What you need to do → Filter the entries below, keeping every line that has the word "ΓΕΣΑΣΕ".

(Records excerpted from a collection)
○ ○ ○

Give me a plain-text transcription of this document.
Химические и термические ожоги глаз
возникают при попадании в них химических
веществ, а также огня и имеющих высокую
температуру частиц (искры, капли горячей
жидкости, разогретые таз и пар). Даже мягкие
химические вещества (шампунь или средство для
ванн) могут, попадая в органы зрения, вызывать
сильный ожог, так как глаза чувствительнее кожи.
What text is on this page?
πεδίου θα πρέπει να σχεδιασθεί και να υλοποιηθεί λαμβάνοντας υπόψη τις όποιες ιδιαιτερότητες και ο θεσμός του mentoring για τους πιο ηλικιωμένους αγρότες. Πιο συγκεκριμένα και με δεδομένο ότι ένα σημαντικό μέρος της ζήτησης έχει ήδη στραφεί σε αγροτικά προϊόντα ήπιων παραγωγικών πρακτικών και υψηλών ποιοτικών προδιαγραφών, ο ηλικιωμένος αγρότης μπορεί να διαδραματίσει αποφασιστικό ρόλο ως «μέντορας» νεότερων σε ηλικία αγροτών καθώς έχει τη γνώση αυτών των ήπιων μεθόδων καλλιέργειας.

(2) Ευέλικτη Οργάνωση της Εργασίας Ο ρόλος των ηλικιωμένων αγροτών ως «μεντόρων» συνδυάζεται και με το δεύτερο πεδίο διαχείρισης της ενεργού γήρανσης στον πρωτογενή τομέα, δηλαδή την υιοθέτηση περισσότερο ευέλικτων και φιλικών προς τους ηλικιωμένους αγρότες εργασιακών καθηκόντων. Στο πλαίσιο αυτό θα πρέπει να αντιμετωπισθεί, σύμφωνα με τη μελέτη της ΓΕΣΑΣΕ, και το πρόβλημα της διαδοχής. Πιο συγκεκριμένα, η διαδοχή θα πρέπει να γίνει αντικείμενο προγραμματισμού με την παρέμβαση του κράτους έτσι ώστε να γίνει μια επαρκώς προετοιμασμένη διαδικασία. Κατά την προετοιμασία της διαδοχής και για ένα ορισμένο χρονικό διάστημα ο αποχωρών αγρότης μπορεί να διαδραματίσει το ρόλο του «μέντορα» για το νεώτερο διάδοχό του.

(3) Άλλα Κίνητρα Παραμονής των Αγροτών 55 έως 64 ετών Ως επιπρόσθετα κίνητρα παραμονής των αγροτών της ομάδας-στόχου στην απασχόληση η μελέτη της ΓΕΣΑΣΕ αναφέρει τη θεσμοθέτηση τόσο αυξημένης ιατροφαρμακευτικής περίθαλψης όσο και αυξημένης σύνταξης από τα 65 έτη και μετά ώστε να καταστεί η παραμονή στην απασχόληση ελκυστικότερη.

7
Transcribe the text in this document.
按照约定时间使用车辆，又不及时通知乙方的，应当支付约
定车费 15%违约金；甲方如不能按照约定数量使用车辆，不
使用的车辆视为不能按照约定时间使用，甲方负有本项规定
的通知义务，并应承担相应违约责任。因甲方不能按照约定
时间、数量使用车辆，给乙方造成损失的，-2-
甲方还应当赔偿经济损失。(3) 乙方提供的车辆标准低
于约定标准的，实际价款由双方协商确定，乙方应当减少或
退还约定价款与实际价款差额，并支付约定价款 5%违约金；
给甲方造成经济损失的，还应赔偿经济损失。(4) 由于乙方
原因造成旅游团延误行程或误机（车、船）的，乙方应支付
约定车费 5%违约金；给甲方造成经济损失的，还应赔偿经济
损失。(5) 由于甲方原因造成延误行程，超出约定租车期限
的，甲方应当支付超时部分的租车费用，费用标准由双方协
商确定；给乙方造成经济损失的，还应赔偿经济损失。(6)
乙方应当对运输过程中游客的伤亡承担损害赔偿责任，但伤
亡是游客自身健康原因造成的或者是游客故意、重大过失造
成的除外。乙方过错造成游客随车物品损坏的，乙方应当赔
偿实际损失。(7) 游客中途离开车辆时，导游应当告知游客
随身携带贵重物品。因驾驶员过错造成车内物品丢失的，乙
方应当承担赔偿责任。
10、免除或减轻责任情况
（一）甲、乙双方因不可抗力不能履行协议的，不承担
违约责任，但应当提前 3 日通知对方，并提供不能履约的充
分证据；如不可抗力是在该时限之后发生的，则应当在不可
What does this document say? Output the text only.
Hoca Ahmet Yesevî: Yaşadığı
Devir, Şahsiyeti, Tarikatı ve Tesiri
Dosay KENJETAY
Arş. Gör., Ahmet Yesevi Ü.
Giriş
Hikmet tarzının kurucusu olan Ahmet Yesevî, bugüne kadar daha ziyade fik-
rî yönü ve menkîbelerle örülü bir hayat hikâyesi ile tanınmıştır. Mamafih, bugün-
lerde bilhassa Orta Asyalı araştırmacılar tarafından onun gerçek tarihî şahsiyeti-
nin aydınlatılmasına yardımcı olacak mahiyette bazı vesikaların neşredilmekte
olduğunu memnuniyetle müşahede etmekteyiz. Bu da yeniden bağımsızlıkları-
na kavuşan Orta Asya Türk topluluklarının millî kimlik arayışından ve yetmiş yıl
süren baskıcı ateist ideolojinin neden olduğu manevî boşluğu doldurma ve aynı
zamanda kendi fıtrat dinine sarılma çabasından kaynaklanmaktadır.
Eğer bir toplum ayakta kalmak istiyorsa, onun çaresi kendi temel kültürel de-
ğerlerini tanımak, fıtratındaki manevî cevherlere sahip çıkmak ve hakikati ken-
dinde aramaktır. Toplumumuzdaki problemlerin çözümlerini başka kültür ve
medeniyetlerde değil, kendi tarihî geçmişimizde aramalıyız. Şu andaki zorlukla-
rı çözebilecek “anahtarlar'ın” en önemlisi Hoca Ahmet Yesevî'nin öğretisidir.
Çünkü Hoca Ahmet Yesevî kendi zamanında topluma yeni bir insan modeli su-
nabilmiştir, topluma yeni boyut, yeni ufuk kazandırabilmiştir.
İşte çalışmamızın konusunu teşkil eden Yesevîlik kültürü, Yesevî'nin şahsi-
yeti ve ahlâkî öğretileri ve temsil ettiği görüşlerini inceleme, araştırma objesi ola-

○ ○ ○

Full output →
(2) Ευέλικτη Οργάνωση της Εργασίας Ο ρόλος των ηλικιωμένων αγροτών ως «μεντόρων» συνδυάζεται και με το δεύτερο πεδίο διαχείρισης της ενεργού γήρανσης στον πρωτογενή τομέα, δηλαδή την υιοθέτηση περισσότερο ευέλικτων και φιλικών προς τους ηλικιωμένους αγρότες εργασιακών καθηκόντων. Στο πλαίσιο αυτό θα πρέπει να αντιμετωπισθεί, σύμφωνα με τη μελέτη της ΓΕΣΑΣΕ, και το πρόβλημα της διαδοχής. Πιο συγκεκριμένα, η διαδοχή θα πρέπει να γίνει αντικείμενο προγραμματισμού με την παρέμβαση του κράτους έτσι ώστε να γίνει μια επαρκώς προετοιμασμένη διαδικασία. Κατά την προετοιμασία της διαδοχής και για ένα ορισμένο χρονικό διάστημα ο αποχωρών αγρότης μπορεί να διαδραματίσει το ρόλο του «μέντορα» για το νεώτερο διάδοχό του.
(3) Άλλα Κίνητρα Παραμονής των Αγροτών 55 έως 64 ετών Ως επιπρόσθετα κίνητρα παραμονής των αγροτών της ομάδας-στόχου στην απασχόληση η μελέτη της ΓΕΣΑΣΕ αναφέρει τη θεσμοθέτηση τόσο αυξημένης ιατροφαρμακευτικής περίθαλψης όσο και αυξημένης σύνταξης από τα 65 έτη και μετά ώστε να καταστεί η παραμονή στην απασχόληση ελκυστικότερη.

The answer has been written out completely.